(Items from a dataset)
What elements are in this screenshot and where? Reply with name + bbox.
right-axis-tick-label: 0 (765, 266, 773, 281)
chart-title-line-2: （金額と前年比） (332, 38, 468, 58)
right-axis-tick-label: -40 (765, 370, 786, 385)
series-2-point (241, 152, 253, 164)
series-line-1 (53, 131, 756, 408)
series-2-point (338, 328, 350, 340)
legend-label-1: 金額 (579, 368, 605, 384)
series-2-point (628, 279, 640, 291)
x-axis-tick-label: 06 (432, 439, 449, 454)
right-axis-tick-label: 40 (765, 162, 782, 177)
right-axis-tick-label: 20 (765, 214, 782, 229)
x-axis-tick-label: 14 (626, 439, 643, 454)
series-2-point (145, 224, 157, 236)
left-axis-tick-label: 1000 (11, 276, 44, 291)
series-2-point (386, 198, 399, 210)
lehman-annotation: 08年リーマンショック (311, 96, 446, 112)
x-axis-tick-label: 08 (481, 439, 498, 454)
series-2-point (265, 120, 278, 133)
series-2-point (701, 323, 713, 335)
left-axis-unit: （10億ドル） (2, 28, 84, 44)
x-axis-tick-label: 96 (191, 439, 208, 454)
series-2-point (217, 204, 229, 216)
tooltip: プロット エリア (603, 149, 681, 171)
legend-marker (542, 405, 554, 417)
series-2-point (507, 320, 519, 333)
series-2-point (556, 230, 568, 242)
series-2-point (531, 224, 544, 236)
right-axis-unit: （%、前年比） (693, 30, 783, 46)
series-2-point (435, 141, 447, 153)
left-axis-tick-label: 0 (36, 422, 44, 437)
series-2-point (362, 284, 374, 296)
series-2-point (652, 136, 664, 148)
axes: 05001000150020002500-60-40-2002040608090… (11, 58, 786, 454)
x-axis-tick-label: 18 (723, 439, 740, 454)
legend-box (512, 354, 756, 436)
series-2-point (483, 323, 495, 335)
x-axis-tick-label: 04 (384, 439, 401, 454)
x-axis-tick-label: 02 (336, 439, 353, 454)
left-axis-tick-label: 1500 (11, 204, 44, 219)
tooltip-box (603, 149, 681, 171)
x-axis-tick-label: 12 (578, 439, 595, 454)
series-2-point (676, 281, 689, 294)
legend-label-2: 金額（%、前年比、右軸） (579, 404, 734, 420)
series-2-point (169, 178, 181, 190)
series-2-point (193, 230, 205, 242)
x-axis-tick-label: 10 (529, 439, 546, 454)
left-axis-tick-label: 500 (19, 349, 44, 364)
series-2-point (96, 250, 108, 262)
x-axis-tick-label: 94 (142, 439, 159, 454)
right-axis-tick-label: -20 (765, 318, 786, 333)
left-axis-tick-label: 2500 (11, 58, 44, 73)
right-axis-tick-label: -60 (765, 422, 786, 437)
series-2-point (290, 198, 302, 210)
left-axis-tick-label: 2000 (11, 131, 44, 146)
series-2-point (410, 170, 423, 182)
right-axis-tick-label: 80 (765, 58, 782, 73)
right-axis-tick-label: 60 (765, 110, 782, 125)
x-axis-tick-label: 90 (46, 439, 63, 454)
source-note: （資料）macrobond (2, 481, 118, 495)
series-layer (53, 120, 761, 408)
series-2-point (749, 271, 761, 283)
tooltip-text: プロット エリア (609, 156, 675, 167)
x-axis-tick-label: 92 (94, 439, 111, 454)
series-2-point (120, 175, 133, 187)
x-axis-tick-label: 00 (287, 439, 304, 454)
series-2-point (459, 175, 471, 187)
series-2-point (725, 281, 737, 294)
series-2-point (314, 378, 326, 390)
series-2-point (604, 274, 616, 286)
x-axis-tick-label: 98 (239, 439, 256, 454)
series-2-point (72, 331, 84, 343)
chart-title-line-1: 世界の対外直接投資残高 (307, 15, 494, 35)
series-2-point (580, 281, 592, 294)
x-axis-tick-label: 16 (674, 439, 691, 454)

» **WHAT YOU SHOULD DO**
Reproduce the lines of the data above without any changes, from the first line through the line that contains "series-2-point (483, 323, 495, 335)".

» **FINISHED TASK**
What elements are in this screenshot and where? Reply with name + bbox.
right-axis-tick-label: 0 (765, 266, 773, 281)
chart-title-line-2: （金額と前年比） (332, 38, 468, 58)
right-axis-tick-label: -40 (765, 370, 786, 385)
series-2-point (241, 152, 253, 164)
series-line-1 (53, 131, 756, 408)
series-2-point (338, 328, 350, 340)
legend-label-1: 金額 (579, 368, 605, 384)
series-2-point (628, 279, 640, 291)
x-axis-tick-label: 06 (432, 439, 449, 454)
right-axis-tick-label: 40 (765, 162, 782, 177)
right-axis-tick-label: 20 (765, 214, 782, 229)
x-axis-tick-label: 14 (626, 439, 643, 454)
series-2-point (145, 224, 157, 236)
left-axis-tick-label: 1000 (11, 276, 44, 291)
series-2-point (386, 198, 399, 210)
lehman-annotation: 08年リーマンショック (311, 96, 446, 112)
x-axis-tick-label: 08 (481, 439, 498, 454)
series-2-point (265, 120, 278, 133)
series-2-point (701, 323, 713, 335)
left-axis-unit: （10億ドル） (2, 28, 84, 44)
x-axis-tick-label: 96 (191, 439, 208, 454)
series-2-point (217, 204, 229, 216)
tooltip: プロット エリア (603, 149, 681, 171)
legend-marker (542, 405, 554, 417)
series-2-point (507, 320, 519, 333)
series-2-point (556, 230, 568, 242)
series-2-point (531, 224, 544, 236)
right-axis-unit: （%、前年比） (693, 30, 783, 46)
series-2-point (435, 141, 447, 153)
left-axis-tick-label: 0 (36, 422, 44, 437)
series-2-point (362, 284, 374, 296)
series-2-point (652, 136, 664, 148)
axes: 05001000150020002500-60-40-2002040608090… (11, 58, 786, 454)
x-axis-tick-label: 18 (723, 439, 740, 454)
legend-box (512, 354, 756, 436)
series-2-point (483, 323, 495, 335)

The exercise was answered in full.